[Start of ENTRIES PROVIDED]
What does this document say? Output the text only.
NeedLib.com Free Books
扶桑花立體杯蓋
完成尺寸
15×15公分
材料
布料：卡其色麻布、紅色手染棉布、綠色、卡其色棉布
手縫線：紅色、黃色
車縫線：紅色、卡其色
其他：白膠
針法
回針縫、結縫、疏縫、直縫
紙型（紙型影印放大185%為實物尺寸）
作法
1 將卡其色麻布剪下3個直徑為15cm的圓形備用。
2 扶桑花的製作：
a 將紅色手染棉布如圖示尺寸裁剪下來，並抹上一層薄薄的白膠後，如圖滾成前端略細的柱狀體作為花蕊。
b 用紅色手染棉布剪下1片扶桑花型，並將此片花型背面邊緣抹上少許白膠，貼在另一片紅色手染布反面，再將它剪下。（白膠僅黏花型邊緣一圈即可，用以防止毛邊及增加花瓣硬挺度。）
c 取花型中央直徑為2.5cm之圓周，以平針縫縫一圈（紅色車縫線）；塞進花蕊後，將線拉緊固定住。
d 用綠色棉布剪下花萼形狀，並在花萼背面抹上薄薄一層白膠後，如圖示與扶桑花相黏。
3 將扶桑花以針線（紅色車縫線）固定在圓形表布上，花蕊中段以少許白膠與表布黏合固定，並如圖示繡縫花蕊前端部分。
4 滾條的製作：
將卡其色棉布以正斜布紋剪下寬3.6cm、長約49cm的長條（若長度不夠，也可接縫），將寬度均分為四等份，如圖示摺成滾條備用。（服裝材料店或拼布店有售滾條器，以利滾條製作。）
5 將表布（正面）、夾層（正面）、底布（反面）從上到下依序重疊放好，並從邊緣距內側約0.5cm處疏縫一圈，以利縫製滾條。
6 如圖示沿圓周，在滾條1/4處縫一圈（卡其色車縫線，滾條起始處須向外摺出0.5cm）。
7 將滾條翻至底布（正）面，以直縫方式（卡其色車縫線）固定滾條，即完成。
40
[End of ENTRIES PROVIDED]
**EXERCISE**.
Repeat the material in full, exactly as it stands.

**SOLUTION**.
What does this document say? Output the text only.
NeedLib.com Free Books
扶桑花立體杯蓋
完成尺寸
15×15公分
材料
布料：卡其色麻布、紅色手染棉布、綠色、卡其色棉布
手縫線：紅色、黃色
車縫線：紅色、卡其色
其他：白膠
針法
回針縫、結縫、疏縫、直縫
紙型（紙型影印放大185%為實物尺寸）
作法
1 將卡其色麻布剪下3個直徑為15cm的圓形備用。
2 扶桑花的製作：
a 將紅色手染棉布如圖示尺寸裁剪下來，並抹上一層薄薄的白膠後，如圖滾成前端略細的柱狀體作為花蕊。
b 用紅色手染棉布剪下1片扶桑花型，並將此片花型背面邊緣抹上少許白膠，貼在另一片紅色手染布反面，再將它剪下。（白膠僅黏花型邊緣一圈即可，用以防止毛邊及增加花瓣硬挺度。）
c 取花型中央直徑為2.5cm之圓周，以平針縫縫一圈（紅色車縫線）；塞進花蕊後，將線拉緊固定住。
d 用綠色棉布剪下花萼形狀，並在花萼背面抹上薄薄一層白膠後，如圖示與扶桑花相黏。
3 將扶桑花以針線（紅色車縫線）固定在圓形表布上，花蕊中段以少許白膠與表布黏合固定，並如圖示繡縫花蕊前端部分。
4 滾條的製作：
將卡其色棉布以正斜布紋剪下寬3.6cm、長約49cm的長條（若長度不夠，也可接縫），將寬度均分為四等份，如圖示摺成滾條備用。（服裝材料店或拼布店有售滾條器，以利滾條製作。）
5 將表布（正面）、夾層（正面）、底布（反面）從上到下依序重疊放好，並從邊緣距內側約0.5cm處疏縫一圈，以利縫製滾條。
6 如圖示沿圓周，在滾條1/4處縫一圈（卡其色車縫線，滾條起始處須向外摺出0.5cm）。
7 將滾條翻至底布（正）面，以直縫方式（卡其色車縫線）固定滾條，即完成。
40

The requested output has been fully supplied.